- [提供された抜粋]
記録を開始した当初、フェロモントラップで捕獲した蛾の総数を100%とすると、ライトトラップで捕獲できる総数は約30%でした。

しかし年月が経過すると、フェロモントラップで捕獲できる数は一定なままであったものの、ライトトラップで捕獲できる数だけが急速に減少していきました。

そして近年ではフェロモントラップで捕獲した数のわずか4.6%のみしか、ライトトラップでは捕らえられなくなっていることが判明します。

この結果は、蛾の総数は変らないのに、ライトトラップで捕らえられる蛾の数だけが急減していることを示しています。

同様の結果は他州の農場でもみられており、この現象が局所的なものではなく大陸規模あるいは世界規模で起きている可能性を示しています。

いったいなぜ蛾たちは、光に捕らわれなくなってしまったのでしょうか?

虫は光に捕らわれないように進化している可能性がある

なぜ虫たちは調査で使われるライトトラップに捕らわれなくなっているのか?

研究者たちは第1の要因として「昆虫が光に捕らわれないように進化した」ことをあげています。

光に引かれる昆虫は、捕食者に捕まりやすくなることで怪我をしたり、疲労が蓄積したり、重要な食料源を利用できなくなるなど、生存にとって不利な結果を招きます。

さらに、生き残っても分散や採餌、交尾、産卵といった生命活動の機会を逃すことが多いのです。

そのため人工の光に強く引き付けられる性質をもつ個体は、集団の遺伝子プールから抜け落ちていき、徐々にライトトラップに捕らえられない性質を持つ個体が、より多くの子孫を残したと考えられます。

人工光が増えたことが自然淘汰を加速したのかもしれない
人工光が増えたことが自然淘汰を加速したのかもしれない / Credit:NASA

一方、これまでの研究により、人工の光が増加したことが、ライトトラップで捕らえられる虫の数を減らしたという報告がなされています。

これは「光の競争」と呼ばれており、都市の明かりが強いためライトトラップの光の効力が相対的に低下したとする考えです。

- [情報]
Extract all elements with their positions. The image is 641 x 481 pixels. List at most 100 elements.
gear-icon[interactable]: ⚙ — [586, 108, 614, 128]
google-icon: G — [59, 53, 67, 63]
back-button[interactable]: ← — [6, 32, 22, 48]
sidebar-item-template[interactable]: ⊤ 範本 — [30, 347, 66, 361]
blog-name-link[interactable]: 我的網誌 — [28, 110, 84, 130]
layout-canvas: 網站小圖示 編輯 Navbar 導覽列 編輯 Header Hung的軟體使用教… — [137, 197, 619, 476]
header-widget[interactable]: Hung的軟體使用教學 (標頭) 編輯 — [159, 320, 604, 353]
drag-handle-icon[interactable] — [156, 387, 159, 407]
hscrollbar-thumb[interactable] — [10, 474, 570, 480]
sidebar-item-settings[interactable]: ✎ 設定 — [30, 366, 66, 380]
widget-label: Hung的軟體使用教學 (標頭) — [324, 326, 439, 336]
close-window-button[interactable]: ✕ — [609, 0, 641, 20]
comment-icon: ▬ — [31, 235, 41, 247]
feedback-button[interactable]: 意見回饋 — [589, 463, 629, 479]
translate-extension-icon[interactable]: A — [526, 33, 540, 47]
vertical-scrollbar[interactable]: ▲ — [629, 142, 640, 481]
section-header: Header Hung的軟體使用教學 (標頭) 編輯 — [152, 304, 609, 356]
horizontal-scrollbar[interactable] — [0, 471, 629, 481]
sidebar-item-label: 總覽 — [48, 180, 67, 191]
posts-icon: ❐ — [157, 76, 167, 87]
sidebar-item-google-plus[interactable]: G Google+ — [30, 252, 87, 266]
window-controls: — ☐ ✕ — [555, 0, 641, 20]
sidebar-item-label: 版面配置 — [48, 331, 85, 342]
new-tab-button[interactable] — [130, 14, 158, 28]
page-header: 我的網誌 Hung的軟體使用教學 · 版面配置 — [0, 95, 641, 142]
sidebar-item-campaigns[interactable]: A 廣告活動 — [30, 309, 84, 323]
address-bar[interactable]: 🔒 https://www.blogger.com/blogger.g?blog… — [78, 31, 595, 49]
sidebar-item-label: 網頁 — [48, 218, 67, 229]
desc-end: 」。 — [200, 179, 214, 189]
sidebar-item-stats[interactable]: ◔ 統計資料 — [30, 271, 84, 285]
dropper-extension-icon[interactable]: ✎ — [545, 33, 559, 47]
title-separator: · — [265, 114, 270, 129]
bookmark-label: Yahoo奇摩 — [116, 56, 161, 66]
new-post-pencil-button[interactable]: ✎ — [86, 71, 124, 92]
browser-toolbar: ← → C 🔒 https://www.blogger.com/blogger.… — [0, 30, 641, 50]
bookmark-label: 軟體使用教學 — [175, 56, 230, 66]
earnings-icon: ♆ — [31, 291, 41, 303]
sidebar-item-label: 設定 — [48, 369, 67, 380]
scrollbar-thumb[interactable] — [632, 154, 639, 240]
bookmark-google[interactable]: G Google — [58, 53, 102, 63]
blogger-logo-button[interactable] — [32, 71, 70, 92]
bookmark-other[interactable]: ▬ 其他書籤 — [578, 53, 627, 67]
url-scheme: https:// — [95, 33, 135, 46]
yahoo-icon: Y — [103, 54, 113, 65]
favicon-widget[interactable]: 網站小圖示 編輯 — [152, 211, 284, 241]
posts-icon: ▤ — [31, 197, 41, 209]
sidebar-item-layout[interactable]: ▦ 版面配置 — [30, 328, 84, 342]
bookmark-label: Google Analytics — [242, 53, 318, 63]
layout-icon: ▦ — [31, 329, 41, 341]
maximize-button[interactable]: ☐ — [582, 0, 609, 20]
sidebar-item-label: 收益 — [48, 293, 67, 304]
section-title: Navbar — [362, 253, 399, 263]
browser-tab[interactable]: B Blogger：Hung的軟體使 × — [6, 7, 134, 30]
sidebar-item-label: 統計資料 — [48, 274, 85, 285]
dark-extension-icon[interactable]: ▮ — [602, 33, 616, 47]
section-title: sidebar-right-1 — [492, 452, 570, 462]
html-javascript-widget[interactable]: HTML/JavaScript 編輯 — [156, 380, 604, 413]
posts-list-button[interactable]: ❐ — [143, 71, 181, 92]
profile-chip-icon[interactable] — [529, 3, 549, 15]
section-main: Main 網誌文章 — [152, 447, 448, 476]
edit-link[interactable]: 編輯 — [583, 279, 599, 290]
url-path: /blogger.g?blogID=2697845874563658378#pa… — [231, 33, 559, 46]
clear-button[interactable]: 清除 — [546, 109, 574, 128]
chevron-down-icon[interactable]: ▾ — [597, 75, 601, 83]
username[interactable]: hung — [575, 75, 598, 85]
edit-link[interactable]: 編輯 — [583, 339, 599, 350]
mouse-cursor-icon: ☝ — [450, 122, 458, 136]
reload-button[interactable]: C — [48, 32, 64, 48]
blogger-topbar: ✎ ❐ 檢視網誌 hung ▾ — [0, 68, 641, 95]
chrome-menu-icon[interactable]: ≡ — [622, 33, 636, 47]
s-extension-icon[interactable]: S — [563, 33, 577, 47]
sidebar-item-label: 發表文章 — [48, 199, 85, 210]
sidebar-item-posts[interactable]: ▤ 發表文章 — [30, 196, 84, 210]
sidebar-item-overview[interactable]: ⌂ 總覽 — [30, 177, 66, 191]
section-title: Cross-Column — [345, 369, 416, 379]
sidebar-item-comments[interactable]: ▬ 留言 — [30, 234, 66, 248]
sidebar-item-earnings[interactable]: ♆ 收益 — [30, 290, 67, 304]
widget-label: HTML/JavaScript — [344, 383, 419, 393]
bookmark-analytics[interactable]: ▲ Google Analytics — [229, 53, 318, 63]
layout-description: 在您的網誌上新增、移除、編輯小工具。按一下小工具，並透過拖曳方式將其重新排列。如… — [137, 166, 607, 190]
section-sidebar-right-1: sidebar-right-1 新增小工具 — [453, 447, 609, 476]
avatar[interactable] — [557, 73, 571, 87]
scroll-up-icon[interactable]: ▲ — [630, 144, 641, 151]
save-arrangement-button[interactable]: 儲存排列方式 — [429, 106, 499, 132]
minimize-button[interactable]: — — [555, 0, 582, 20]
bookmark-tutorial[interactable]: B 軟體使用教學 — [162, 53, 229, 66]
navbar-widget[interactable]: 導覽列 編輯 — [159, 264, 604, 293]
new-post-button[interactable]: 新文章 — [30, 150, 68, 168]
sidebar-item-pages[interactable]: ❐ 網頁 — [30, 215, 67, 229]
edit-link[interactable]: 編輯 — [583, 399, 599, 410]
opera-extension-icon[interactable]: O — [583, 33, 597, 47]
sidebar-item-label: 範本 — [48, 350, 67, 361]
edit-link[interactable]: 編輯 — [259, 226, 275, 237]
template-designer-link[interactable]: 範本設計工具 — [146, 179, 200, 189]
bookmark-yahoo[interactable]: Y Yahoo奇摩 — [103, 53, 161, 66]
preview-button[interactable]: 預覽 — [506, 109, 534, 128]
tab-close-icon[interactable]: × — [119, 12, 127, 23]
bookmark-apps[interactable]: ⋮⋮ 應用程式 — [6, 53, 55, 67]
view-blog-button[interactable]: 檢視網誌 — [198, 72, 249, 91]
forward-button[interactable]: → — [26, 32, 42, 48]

- [設問]
蛾とライトトラップに関する抜粋によると、近年ライトトラップで捕らえられる蛾の数は、フェロモントラップで捕獲した数の何パーセントになっていますか。 エントリーを参照しなくても解答できます。

- [結果]
わずか4.6%です。